Fantasia para piano de J. Wieniawski sobre “La Sonnambula”
No presente artigo tratarei de uma obra para piano integrante da pesquisa que venho realizando acerca das paráfrases pianísticas sobre temas das óperas de Vincenzo Bellini (1801-1835). Trata-se da Fantasia de Józef Wieniawski (1837-1912) sobre a Ópera “La Sonnambula”. Apresentarei algumas considerações gerais sobre a obra e ao final disponibilizo a gravação que fiz da peça.
1. As paráfrases pianísticas
Durante o século XIX difundiu-se no meio musical europeu a publicação de transcrições operísticas, contribuindo à disseminação de trechos de óperas tanto em espaços privados como públicos. Na Itália e na França, particularmente, houve um grande número de arranjos musicais para tal repertório, tanto para piano solo como também para formações instrumentais de câmara. [1]
Os dois principais pianistas-compositores do período, Franz Liszt (1811-1886) e Sigismond Thalberg (1812-1871), que chegaram a competir entre si pela fama de principal pianista da época, também se dedicaram amplamente à escrita e à execução de peças musicais compostas como paráfrases ou como transcrições de óperas famosas, especialmente as italianas. As paráfrases são aquelas peças em que o compositor se apropria livremente do material original e elabora uma espécie de fantasia sobre ele. As transcrições, por sua vez, são apenas uma recriação da obra original, ou apenas uma transposição da escrita vocal ou orquestral para o piano.
No século XIX esse tipo de obra pianística cumpria um duplo papel, pois servia tanto como uma espécie de “gravação”, permitindo ao público ouvir constantemente as conhecidas melodias executadas nos teatros, como também se direcionava à exibição individual dos pianistas, fato que conecta tal repertório diretamente ao desenvolvimento técnico do piano. Johannes Brahms (1833-1897) chegou a reconhecer que as paráfrases operísticas de Liszt, por exemplo, estabeleciam o verdadeiro classicismo do piano. [2] A partir do século XX, com o surgimento do mercado fonográfico e com o crescimento insistente da chamada execução “autêntica”, as fantasias e arranjos em geral caíram em desuso, passando a ser considerados como uma classe de música inferior, levando a que se ignorasse um grande tesouro musical. [3]
2. “La Sonnambula”
Uma das óperas que emprestou bastante material musical para obras pianísticas foi “La Sonnambula” de Vincenzo Bellini, estreada no Teatro Carcano (Milão/Itália), a 6 de maço de 1831, tendo nos papéis principais a grande soprano Giuditta Pasta (1797-1865) e o grande tenor Giovanni Battista Rubini (1794-1854). Célebres pianistas como Liszt, Thalberg, Henri Herz e J. Wieniawski escreveram paráfrases para piano sobre temas da “Sonnambula”.

# Entradas listadas:
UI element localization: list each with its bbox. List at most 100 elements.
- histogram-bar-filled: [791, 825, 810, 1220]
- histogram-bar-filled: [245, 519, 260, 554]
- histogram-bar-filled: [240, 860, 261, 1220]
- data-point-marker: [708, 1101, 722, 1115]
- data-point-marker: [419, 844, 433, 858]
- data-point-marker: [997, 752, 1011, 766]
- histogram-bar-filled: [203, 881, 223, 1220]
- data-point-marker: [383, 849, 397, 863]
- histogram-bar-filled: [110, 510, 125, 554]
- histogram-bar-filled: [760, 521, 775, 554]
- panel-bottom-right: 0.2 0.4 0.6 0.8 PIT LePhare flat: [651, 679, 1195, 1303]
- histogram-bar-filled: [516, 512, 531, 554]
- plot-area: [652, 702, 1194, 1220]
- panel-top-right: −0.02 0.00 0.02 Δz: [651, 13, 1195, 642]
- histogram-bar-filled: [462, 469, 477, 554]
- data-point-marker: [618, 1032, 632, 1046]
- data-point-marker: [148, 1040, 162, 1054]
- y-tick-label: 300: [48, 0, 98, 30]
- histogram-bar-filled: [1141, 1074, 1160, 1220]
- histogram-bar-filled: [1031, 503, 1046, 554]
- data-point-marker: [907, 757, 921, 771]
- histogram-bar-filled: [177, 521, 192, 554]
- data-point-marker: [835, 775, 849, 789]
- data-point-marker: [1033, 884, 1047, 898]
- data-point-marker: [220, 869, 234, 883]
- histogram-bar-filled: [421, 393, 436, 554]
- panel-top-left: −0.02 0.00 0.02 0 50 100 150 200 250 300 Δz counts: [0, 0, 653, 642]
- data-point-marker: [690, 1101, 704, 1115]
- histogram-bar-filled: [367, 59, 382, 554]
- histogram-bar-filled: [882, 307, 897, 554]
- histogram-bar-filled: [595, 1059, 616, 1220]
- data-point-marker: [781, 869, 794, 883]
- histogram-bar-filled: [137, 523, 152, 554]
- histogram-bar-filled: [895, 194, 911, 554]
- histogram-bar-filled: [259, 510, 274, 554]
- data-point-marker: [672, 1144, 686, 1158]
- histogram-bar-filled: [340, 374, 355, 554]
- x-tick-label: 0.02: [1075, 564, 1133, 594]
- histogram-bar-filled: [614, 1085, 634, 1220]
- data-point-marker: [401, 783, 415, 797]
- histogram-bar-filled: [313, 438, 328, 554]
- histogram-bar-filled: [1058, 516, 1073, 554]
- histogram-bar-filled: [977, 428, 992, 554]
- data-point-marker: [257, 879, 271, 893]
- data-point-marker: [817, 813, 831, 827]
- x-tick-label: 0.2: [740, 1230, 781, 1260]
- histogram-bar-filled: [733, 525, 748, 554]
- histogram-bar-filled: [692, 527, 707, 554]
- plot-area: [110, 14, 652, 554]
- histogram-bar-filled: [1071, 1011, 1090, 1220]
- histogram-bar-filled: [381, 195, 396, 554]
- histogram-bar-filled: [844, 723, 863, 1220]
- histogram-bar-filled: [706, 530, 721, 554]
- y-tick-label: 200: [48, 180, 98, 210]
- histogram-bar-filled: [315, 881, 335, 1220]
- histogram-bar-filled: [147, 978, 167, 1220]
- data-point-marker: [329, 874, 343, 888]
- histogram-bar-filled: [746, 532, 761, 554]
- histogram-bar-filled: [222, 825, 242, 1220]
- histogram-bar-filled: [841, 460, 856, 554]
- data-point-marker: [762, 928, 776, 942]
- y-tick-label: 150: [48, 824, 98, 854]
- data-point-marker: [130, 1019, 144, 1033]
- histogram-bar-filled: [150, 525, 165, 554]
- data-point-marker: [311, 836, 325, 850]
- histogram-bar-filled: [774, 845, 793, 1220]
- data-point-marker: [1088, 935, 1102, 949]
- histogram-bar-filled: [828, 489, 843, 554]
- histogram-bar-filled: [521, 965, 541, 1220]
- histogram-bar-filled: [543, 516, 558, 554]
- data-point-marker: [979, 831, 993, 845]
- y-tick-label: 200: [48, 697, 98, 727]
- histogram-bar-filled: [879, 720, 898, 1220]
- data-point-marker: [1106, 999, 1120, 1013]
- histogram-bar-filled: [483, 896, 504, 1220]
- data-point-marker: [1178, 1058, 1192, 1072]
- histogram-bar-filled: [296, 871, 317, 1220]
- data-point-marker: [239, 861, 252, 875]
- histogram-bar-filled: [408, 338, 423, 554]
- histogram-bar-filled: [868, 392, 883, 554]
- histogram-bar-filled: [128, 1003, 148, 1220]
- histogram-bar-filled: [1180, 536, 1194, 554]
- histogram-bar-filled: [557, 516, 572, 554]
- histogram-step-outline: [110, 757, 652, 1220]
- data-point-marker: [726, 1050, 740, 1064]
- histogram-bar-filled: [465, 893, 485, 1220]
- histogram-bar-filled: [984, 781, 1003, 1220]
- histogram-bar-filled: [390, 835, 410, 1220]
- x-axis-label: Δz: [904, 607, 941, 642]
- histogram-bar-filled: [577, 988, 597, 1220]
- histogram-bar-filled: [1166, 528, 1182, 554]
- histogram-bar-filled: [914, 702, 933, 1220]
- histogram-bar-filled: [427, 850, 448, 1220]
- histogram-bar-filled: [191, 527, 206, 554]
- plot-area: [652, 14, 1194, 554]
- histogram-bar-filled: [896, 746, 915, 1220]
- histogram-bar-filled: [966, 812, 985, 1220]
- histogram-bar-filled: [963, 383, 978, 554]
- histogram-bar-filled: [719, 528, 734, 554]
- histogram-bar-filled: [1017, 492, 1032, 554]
---
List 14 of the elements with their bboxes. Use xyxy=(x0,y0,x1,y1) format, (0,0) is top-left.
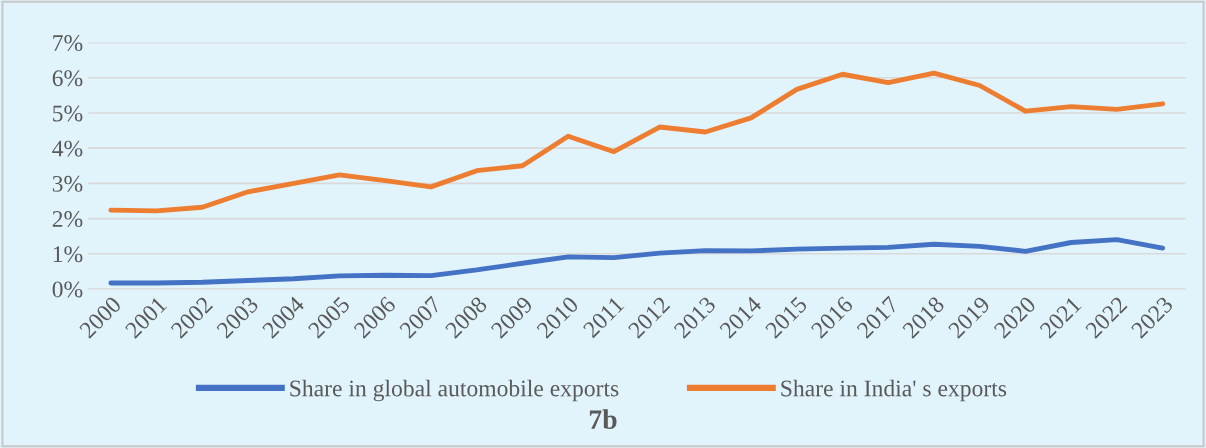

# Requisito:
Retorne sem alterações o trecho do texto extraído que vai de “No presente artigo” até “fiz da peça.”, inclusive. As entradas não são necessárias.

# Resultado da tarefa:
No presente artigo tratarei de uma obra para piano integrante da pesquisa que venho realizando acerca das paráfrases pianísticas sobre temas das óperas de Vincenzo Bellini (1801-1835). Trata-se da Fantasia de Józef Wieniawski (1837-1912) sobre a Ópera “La Sonnambula”. Apresentarei algumas considerações gerais sobre a obra e ao final disponibilizo a gravação que fiz da peça.